Take the material and output all of it exactly.
######
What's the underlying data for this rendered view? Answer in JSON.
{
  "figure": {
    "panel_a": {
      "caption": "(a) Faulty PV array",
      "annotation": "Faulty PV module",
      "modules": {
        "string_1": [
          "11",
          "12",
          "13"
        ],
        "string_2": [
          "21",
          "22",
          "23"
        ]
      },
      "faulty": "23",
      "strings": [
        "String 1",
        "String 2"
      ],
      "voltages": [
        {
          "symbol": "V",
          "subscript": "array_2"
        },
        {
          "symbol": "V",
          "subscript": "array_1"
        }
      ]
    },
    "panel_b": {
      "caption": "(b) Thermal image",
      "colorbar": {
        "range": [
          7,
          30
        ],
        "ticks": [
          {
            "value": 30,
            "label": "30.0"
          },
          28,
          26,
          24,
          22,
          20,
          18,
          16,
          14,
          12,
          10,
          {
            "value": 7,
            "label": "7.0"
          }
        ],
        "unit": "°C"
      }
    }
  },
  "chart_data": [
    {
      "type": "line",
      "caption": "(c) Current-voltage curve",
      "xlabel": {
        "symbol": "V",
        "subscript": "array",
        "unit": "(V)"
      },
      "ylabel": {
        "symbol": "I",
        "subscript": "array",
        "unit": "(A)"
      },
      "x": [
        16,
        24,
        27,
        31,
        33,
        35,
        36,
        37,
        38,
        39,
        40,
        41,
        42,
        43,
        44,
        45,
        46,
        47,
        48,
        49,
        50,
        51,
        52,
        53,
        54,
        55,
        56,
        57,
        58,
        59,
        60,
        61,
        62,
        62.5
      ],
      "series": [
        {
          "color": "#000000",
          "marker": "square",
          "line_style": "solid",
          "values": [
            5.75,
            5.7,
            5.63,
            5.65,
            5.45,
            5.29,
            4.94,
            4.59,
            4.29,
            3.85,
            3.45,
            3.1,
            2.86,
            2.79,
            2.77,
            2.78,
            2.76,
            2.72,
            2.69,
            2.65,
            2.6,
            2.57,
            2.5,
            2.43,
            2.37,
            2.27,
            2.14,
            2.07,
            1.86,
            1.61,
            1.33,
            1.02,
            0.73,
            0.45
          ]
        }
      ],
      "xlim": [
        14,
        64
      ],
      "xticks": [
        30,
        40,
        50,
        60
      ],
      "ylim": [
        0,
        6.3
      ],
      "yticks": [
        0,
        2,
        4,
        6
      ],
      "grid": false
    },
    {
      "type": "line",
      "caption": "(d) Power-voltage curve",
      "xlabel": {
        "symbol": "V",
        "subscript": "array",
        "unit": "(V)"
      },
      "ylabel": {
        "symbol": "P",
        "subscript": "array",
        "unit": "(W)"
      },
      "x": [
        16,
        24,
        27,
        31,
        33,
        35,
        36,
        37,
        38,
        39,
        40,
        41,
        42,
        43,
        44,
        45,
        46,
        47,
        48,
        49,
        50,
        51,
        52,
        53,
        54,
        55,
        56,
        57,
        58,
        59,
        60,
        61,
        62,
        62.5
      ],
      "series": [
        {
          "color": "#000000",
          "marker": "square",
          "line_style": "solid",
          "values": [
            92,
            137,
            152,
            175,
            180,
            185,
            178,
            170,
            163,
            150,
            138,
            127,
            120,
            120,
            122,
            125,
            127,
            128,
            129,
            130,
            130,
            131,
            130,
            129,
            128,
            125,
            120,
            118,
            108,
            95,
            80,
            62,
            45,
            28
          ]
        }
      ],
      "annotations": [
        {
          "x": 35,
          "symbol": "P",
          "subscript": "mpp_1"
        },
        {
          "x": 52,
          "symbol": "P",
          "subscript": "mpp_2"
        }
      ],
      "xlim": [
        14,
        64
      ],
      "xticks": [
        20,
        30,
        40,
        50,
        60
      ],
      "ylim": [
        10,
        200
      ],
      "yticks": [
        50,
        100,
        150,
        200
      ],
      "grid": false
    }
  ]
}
######
# [SOLUTION TO THE PROBLEM]
What's the underlying data for this rendered view? Answer in JSON.
{
  "figure": {
    "panel_a": {
      "caption": "(a) Faulty PV array",
      "annotation": "Faulty PV module",
      "modules": {
        "string_1": [
          "11",
          "12",
          "13"
        ],
        "string_2": [
          "21",
          "22",
          "23"
        ]
      },
      "faulty": "23",
      "strings": [
        "String 1",
        "String 2"
      ],
      "voltages": [
        {
          "symbol": "V",
          "subscript": "array_2"
        },
        {
          "symbol": "V",
          "subscript": "array_1"
        }
      ]
    },
    "panel_b": {
      "caption": "(b) Thermal image",
      "colorbar": {
        "range": [
          7,
          30
        ],
        "ticks": [
          {
            "value": 30,
            "label": "30.0"
          },
          28,
          26,
          24,
          22,
          20,
          18,
          16,
          14,
          12,
          10,
          {
            "value": 7,
            "label": "7.0"
          }
        ],
        "unit": "°C"
      }
    }
  },
  "chart_data": [
    {
      "type": "line",
      "caption": "(c) Current-voltage curve",
      "xlabel": {
        "symbol": "V",
        "subscript": "array",
        "unit": "(V)"
      },
      "ylabel": {
        "symbol": "I",
        "subscript": "array",
        "unit": "(A)"
      },
      "x": [
        16,
        24,
        27,
        31,
        33,
        35,
        36,
        37,
        38,
        39,
        40,
        41,
        42,
        43,
        44,
        45,
        46,
        47,
        48,
        49,
        50,
        51,
        52,
        53,
        54,
        55,
        56,
        57,
        58,
        59,
        60,
        61,
        62,
        62.5
      ],
      "series": [
        {
          "color": "#000000",
          "marker": "square",
          "line_style": "solid",
          "values": [
            5.75,
            5.7,
            5.63,
            5.65,
            5.45,
            5.29,
            4.94,
            4.59,
            4.29,
            3.85,
            3.45,
            3.1,
            2.86,
            2.79,
            2.77,
            2.78,
            2.76,
            2.72,
            2.69,
            2.65,
            2.6,
            2.57,
            2.5,
            2.43,
            2.37,
            2.27,
            2.14,
            2.07,
            1.86,
            1.61,
            1.33,
            1.02,
            0.73,
            0.45
          ]
        }
      ],
      "xlim": [
        14,
        64
      ],
      "xticks": [
        30,
        40,
        50,
        60
      ],
      "ylim": [
        0,
        6.3
      ],
      "yticks": [
        0,
        2,
        4,
        6
      ],
      "grid": false
    },
    {
      "type": "line",
      "caption": "(d) Power-voltage curve",
      "xlabel": {
        "symbol": "V",
        "subscript": "array",
        "unit": "(V)"
      },
      "ylabel": {
        "symbol": "P",
        "subscript": "array",
        "unit": "(W)"
      },
      "x": [
        16,
        24,
        27,
        31,
        33,
        35,
        36,
        37,
        38,
        39,
        40,
        41,
        42,
        43,
        44,
        45,
        46,
        47,
        48,
        49,
        50,
        51,
        52,
        53,
        54,
        55,
        56,
        57,
        58,
        59,
        60,
        61,
        62,
        62.5
      ],
      "series": [
        {
          "color": "#000000",
          "marker": "square",
          "line_style": "solid",
          "values": [
            92,
            137,
            152,
            175,
            180,
            185,
            178,
            170,
            163,
            150,
            138,
            127,
            120,
            120,
            122,
            125,
            127,
            128,
            129,
            130,
            130,
            131,
            130,
            129,
            128,
            125,
            120,
            118,
            108,
            95,
            80,
            62,
            45,
            28
          ]
        }
      ],
      "annotations": [
        {
          "x": 35,
          "symbol": "P",
          "subscript": "mpp_1"
        },
        {
          "x": 52,
          "symbol": "P",
          "subscript": "mpp_2"
        }
      ],
      "xlim": [
        14,
        64
      ],
      "xticks": [
        20,
        30,
        40,
        50,
        60
      ],
      "ylim": [
        10,
        200
      ],
      "yticks": [
        50,
        100,
        150,
        200
      ],
      "grid": false
    }
  ]
}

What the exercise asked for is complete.